TASK OBJECTIVE: Write the records out again exactly as they read, dropping any picture they hold.

Data extracted from a collection:
== Segment start ==
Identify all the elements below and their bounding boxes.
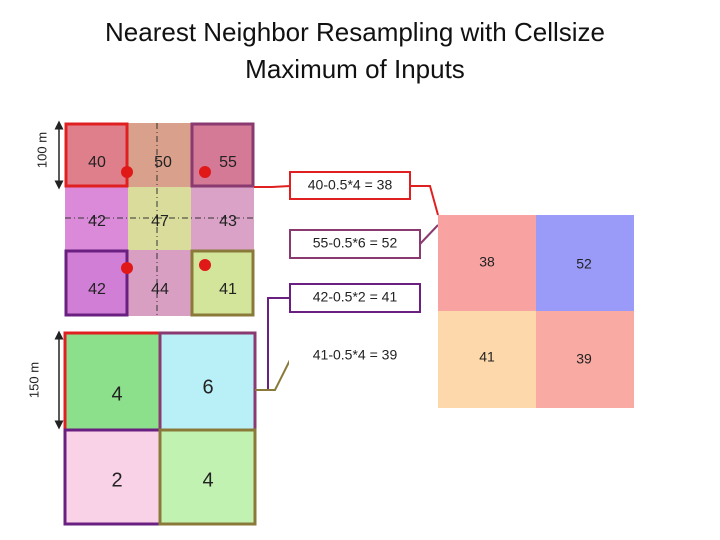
cell-value: 40 [88, 154, 106, 171]
cell-value: 55 [219, 154, 237, 171]
cell-value: 44 [151, 281, 169, 298]
cell-value: 39 [576, 351, 592, 367]
cell-value: 42 [88, 281, 106, 298]
formula-box [289, 229, 421, 259]
formula: 41-0.5*4 = 39 [313, 347, 398, 363]
cell-value: 6 [202, 376, 213, 398]
cell-value: 4 [202, 469, 213, 491]
title: Nearest Neighbor Resampling with Cellsiz… [105, 17, 605, 84]
connectors [254, 185, 439, 391]
formula-box [289, 283, 421, 313]
cell-value: 43 [219, 213, 237, 230]
cell-value: 47 [151, 213, 169, 230]
cell-value: 42 [88, 213, 106, 230]
cell-value: 2 [111, 469, 122, 491]
formula-box [289, 171, 411, 200]
scale-label: 100 m [34, 132, 49, 168]
weight-grid: 4 6 2 4 [63, 331, 257, 526]
cell-value: 52 [576, 256, 592, 272]
cell-value: 4 [111, 383, 122, 405]
formula: 42-0.5*2 = 41 [313, 289, 398, 305]
formula: 55-0.5*6 = 52 [313, 235, 398, 251]
scale-label: 150 m [26, 362, 41, 398]
formula-box [289, 341, 421, 370]
formula: 40-0.5*4 = 38 [308, 177, 393, 193]
cell-value: 41 [219, 281, 237, 298]
input-grid: 40 50 55 42 47 43 42 44 41 [64, 122, 255, 317]
cell-value: 41 [479, 349, 495, 365]
output-grid: 38 52 41 39 [438, 215, 634, 408]
cell-value: 50 [154, 154, 172, 171]
cell-value: 38 [479, 254, 495, 270]
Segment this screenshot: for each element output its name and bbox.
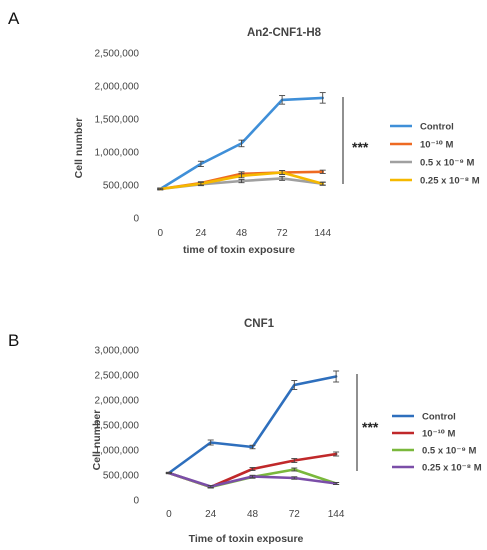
error-bar xyxy=(319,181,326,186)
error-bar xyxy=(319,92,326,104)
x-tick-label: 48 xyxy=(236,228,248,239)
error-bar xyxy=(279,170,286,175)
y-axis-ticks-a: 0 500,000 1,000,000 1,500,000 2,000,000 2,500… xyxy=(95,49,140,225)
legend-label: 0.5 x 10⁻⁹ M xyxy=(422,446,476,457)
error-bar xyxy=(333,482,340,485)
legend-item: 0.5 x 10⁻⁹ M xyxy=(390,158,474,169)
significance-marker-b: *** xyxy=(362,419,379,435)
x-axis-ticks-a: 0 24 48 72 144 xyxy=(158,228,332,239)
chart-title-a: An2-CNF1-H8 xyxy=(247,27,322,39)
panel-label-a: A xyxy=(8,9,20,28)
error-bar xyxy=(279,175,286,181)
y-tick-label: 3,000,000 xyxy=(95,346,140,357)
legend-label: Control xyxy=(420,122,454,133)
x-tick-label: 48 xyxy=(247,509,259,520)
plot-area-b xyxy=(165,370,340,489)
legend-label: 10⁻¹⁰ M xyxy=(420,140,454,151)
error-bar xyxy=(197,160,204,167)
x-tick-label: 0 xyxy=(158,228,164,239)
legend-a: Control 10⁻¹⁰ M 0.5 x 10⁻⁹ M 0.25 x 10⁻⁸ M xyxy=(390,122,480,187)
y-tick-label: 0 xyxy=(133,214,139,225)
error-bar xyxy=(249,444,256,450)
y-axis-label-a: Cell number xyxy=(73,118,85,179)
chart-panel-a: A An2-CNF1-H8 0 500,000 1,000,000 1,500,000… xyxy=(8,9,480,256)
legend-label: Control xyxy=(422,412,456,423)
y-tick-label: 2,500,000 xyxy=(95,49,140,60)
y-tick-label: 1,500,000 xyxy=(95,115,140,126)
x-tick-label: 24 xyxy=(195,228,207,239)
chart-title-b: CNF1 xyxy=(244,318,275,330)
y-tick-label: 1,000,000 xyxy=(95,446,140,457)
error-bar xyxy=(333,451,340,457)
x-tick-label: 0 xyxy=(166,509,172,520)
legend-item: 0.25 x 10⁻⁸ M xyxy=(392,463,482,474)
legend-label: 0.5 x 10⁻⁹ M xyxy=(420,158,474,169)
x-axis-label-a: time of toxin exposure xyxy=(183,244,295,256)
error-bar xyxy=(165,472,172,474)
error-bar xyxy=(319,169,326,174)
error-bar xyxy=(291,467,298,472)
y-axis-label-b: Cell number xyxy=(91,410,103,471)
y-axis-ticks-b: 0 500,000 1,000,000 1,500,000 2,000,000 2,500… xyxy=(95,346,140,507)
x-axis-label-b: Time of toxin exposure xyxy=(189,533,304,545)
legend-b: Control 10⁻¹⁰ M 0.5 x 10⁻⁹ M 0.25 x 10⁻⁸ M xyxy=(392,412,482,474)
legend-label: 0.25 x 10⁻⁸ M xyxy=(422,463,482,474)
x-tick-label: 144 xyxy=(314,228,331,239)
error-bar xyxy=(249,474,256,479)
y-tick-label: 1,000,000 xyxy=(95,148,140,159)
x-tick-label: 24 xyxy=(205,509,217,520)
x-tick-label: 72 xyxy=(289,509,301,520)
error-bar xyxy=(279,95,286,105)
error-bar xyxy=(238,178,245,184)
chart-panel-b: B CNF1 0 500,000 1,000,000 1,500,000 2,000,0… xyxy=(8,318,482,545)
error-bar xyxy=(207,485,214,488)
y-tick-label: 500,000 xyxy=(103,471,140,482)
y-tick-label: 2,000,000 xyxy=(95,82,140,93)
x-tick-label: 72 xyxy=(277,228,289,239)
plot-area-a xyxy=(157,92,326,191)
y-tick-label: 500,000 xyxy=(103,181,140,192)
legend-label: 0.25 x 10⁻⁸ M xyxy=(420,176,480,187)
legend-item: 10⁻¹⁰ M xyxy=(390,140,454,151)
legend-item: Control xyxy=(392,412,456,423)
error-bar xyxy=(197,181,204,186)
panel-label-b: B xyxy=(8,331,19,350)
significance-marker-a: *** xyxy=(352,139,369,155)
y-tick-label: 1,500,000 xyxy=(95,421,140,432)
error-bar xyxy=(333,370,340,383)
error-bar xyxy=(291,476,298,480)
legend-item: 0.25 x 10⁻⁸ M xyxy=(390,176,480,187)
error-bar xyxy=(238,139,245,148)
error-bar xyxy=(207,439,214,446)
y-tick-label: 2,500,000 xyxy=(95,371,140,382)
error-bar xyxy=(291,458,298,463)
error-bar xyxy=(238,173,245,179)
y-tick-label: 0 xyxy=(133,496,139,507)
legend-item: 10⁻¹⁰ M xyxy=(392,429,456,440)
legend-item: 0.5 x 10⁻⁹ M xyxy=(392,446,476,457)
y-tick-label: 2,000,000 xyxy=(95,396,140,407)
legend-label: 10⁻¹⁰ M xyxy=(422,429,456,440)
x-axis-ticks-b: 0 24 48 72 144 xyxy=(166,509,345,520)
error-bar xyxy=(291,380,298,390)
x-tick-label: 144 xyxy=(328,509,345,520)
error-bar xyxy=(249,467,256,471)
error-bar xyxy=(157,187,164,191)
legend-item: Control xyxy=(390,122,454,133)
== Segment end ==
ANSWER:
Identify all the elements below and their bounding boxes.
cell-value: 40 [88, 154, 106, 171]
cell-value: 55 [219, 154, 237, 171]
cell-value: 44 [151, 281, 169, 298]
cell-value: 39 [576, 351, 592, 367]
cell-value: 42 [88, 281, 106, 298]
formula-box [289, 229, 421, 259]
formula: 41-0.5*4 = 39 [313, 347, 398, 363]
cell-value: 6 [202, 376, 213, 398]
cell-value: 4 [202, 469, 213, 491]
title: Nearest Neighbor Resampling with Cellsiz… [105, 17, 605, 84]
connectors [254, 185, 439, 391]
formula-box [289, 283, 421, 313]
cell-value: 43 [219, 213, 237, 230]
cell-value: 47 [151, 213, 169, 230]
cell-value: 42 [88, 213, 106, 230]
cell-value: 2 [111, 469, 122, 491]
formula-box [289, 171, 411, 200]
scale-label: 100 m [34, 132, 49, 168]
weight-grid: 4 6 2 4 [63, 331, 257, 526]
cell-value: 52 [576, 256, 592, 272]
cell-value: 4 [111, 383, 122, 405]
formula: 42-0.5*2 = 41 [313, 289, 398, 305]
formula: 55-0.5*6 = 52 [313, 235, 398, 251]
scale-label: 150 m [26, 362, 41, 398]
formula-box [289, 341, 421, 370]
formula: 40-0.5*4 = 38 [308, 177, 393, 193]
cell-value: 41 [219, 281, 237, 298]
input-grid: 40 50 55 42 47 43 42 44 41 [64, 122, 255, 317]
cell-value: 41 [479, 349, 495, 365]
output-grid: 38 52 41 39 [438, 215, 634, 408]
cell-value: 50 [154, 154, 172, 171]
cell-value: 38 [479, 254, 495, 270]
Segment this screenshot: for each element output its name and bbox.
error-bar xyxy=(319,181,326,186)
error-bar xyxy=(319,92,326,104)
x-tick-label: 48 xyxy=(236,228,248,239)
error-bar xyxy=(279,170,286,175)
y-axis-ticks-a: 0 500,000 1,000,000 1,500,000 2,000,000 2,500… xyxy=(95,49,140,225)
legend-label: 0.5 x 10⁻⁹ M xyxy=(422,446,476,457)
error-bar xyxy=(333,482,340,485)
legend-item: 0.5 x 10⁻⁹ M xyxy=(390,158,474,169)
significance-marker-b: *** xyxy=(362,419,379,435)
x-axis-ticks-a: 0 24 48 72 144 xyxy=(158,228,332,239)
chart-title-a: An2-CNF1-H8 xyxy=(247,27,322,39)
panel-label-a: A xyxy=(8,9,20,28)
error-bar xyxy=(279,175,286,181)
y-tick-label: 3,000,000 xyxy=(95,346,140,357)
legend-label: Control xyxy=(420,122,454,133)
x-tick-label: 48 xyxy=(247,509,259,520)
plot-area-b xyxy=(165,370,340,489)
legend-label: 10⁻¹⁰ M xyxy=(420,140,454,151)
error-bar xyxy=(197,160,204,167)
x-tick-label: 0 xyxy=(158,228,164,239)
legend-a: Control 10⁻¹⁰ M 0.5 x 10⁻⁹ M 0.25 x 10⁻⁸ M xyxy=(390,122,480,187)
y-tick-label: 0 xyxy=(133,214,139,225)
error-bar xyxy=(249,444,256,450)
y-axis-label-a: Cell number xyxy=(73,118,85,179)
chart-panel-a: A An2-CNF1-H8 0 500,000 1,000,000 1,500,000… xyxy=(8,9,480,256)
legend-label: Control xyxy=(422,412,456,423)
y-tick-label: 2,500,000 xyxy=(95,49,140,60)
y-tick-label: 1,500,000 xyxy=(95,115,140,126)
x-tick-label: 24 xyxy=(195,228,207,239)
chart-title-b: CNF1 xyxy=(244,318,275,330)
y-tick-label: 1,000,000 xyxy=(95,446,140,457)
error-bar xyxy=(333,451,340,457)
x-tick-label: 0 xyxy=(166,509,172,520)
legend-item: 0.25 x 10⁻⁸ M xyxy=(392,463,482,474)
legend-label: 0.5 x 10⁻⁹ M xyxy=(420,158,474,169)
x-axis-label-a: time of toxin exposure xyxy=(183,244,295,256)
error-bar xyxy=(165,472,172,474)
error-bar xyxy=(319,169,326,174)
error-bar xyxy=(291,467,298,472)
y-axis-label-b: Cell number xyxy=(91,410,103,471)
y-axis-ticks-b: 0 500,000 1,000,000 1,500,000 2,000,000 2,500… xyxy=(95,346,140,507)
x-axis-label-b: Time of toxin exposure xyxy=(189,533,304,545)
legend-b: Control 10⁻¹⁰ M 0.5 x 10⁻⁹ M 0.25 x 10⁻⁸ M xyxy=(392,412,482,474)
legend-label: 0.25 x 10⁻⁸ M xyxy=(422,463,482,474)
x-tick-label: 144 xyxy=(314,228,331,239)
error-bar xyxy=(249,474,256,479)
y-tick-label: 1,000,000 xyxy=(95,148,140,159)
x-tick-label: 24 xyxy=(205,509,217,520)
x-tick-label: 72 xyxy=(289,509,301,520)
error-bar xyxy=(279,95,286,105)
error-bar xyxy=(238,178,245,184)
chart-panel-b: B CNF1 0 500,000 1,000,000 1,500,000 2,000,0… xyxy=(8,318,482,545)
error-bar xyxy=(207,485,214,488)
y-tick-label: 500,000 xyxy=(103,471,140,482)
y-tick-label: 2,000,000 xyxy=(95,82,140,93)
x-tick-label: 72 xyxy=(277,228,289,239)
plot-area-a xyxy=(157,92,326,191)
y-tick-label: 500,000 xyxy=(103,181,140,192)
legend-label: 0.25 x 10⁻⁸ M xyxy=(420,176,480,187)
legend-item: 10⁻¹⁰ M xyxy=(390,140,454,151)
legend-item: Control xyxy=(392,412,456,423)
error-bar xyxy=(197,181,204,186)
panel-label-b: B xyxy=(8,331,19,350)
significance-marker-a: *** xyxy=(352,139,369,155)
y-tick-label: 1,500,000 xyxy=(95,421,140,432)
error-bar xyxy=(333,370,340,383)
error-bar xyxy=(291,476,298,480)
legend-item: 0.25 x 10⁻⁸ M xyxy=(390,176,480,187)
error-bar xyxy=(238,139,245,148)
error-bar xyxy=(207,439,214,446)
y-tick-label: 2,500,000 xyxy=(95,371,140,382)
error-bar xyxy=(291,458,298,463)
error-bar xyxy=(238,173,245,179)
y-tick-label: 0 xyxy=(133,496,139,507)
legend-item: 10⁻¹⁰ M xyxy=(392,429,456,440)
legend-item: 0.5 x 10⁻⁹ M xyxy=(392,446,476,457)
y-tick-label: 2,000,000 xyxy=(95,396,140,407)
legend-label: 10⁻¹⁰ M xyxy=(422,429,456,440)
x-axis-ticks-b: 0 24 48 72 144 xyxy=(166,509,345,520)
error-bar xyxy=(291,380,298,390)
x-tick-label: 144 xyxy=(328,509,345,520)
error-bar xyxy=(249,467,256,471)
error-bar xyxy=(157,187,164,191)
legend-item: Control xyxy=(390,122,454,133)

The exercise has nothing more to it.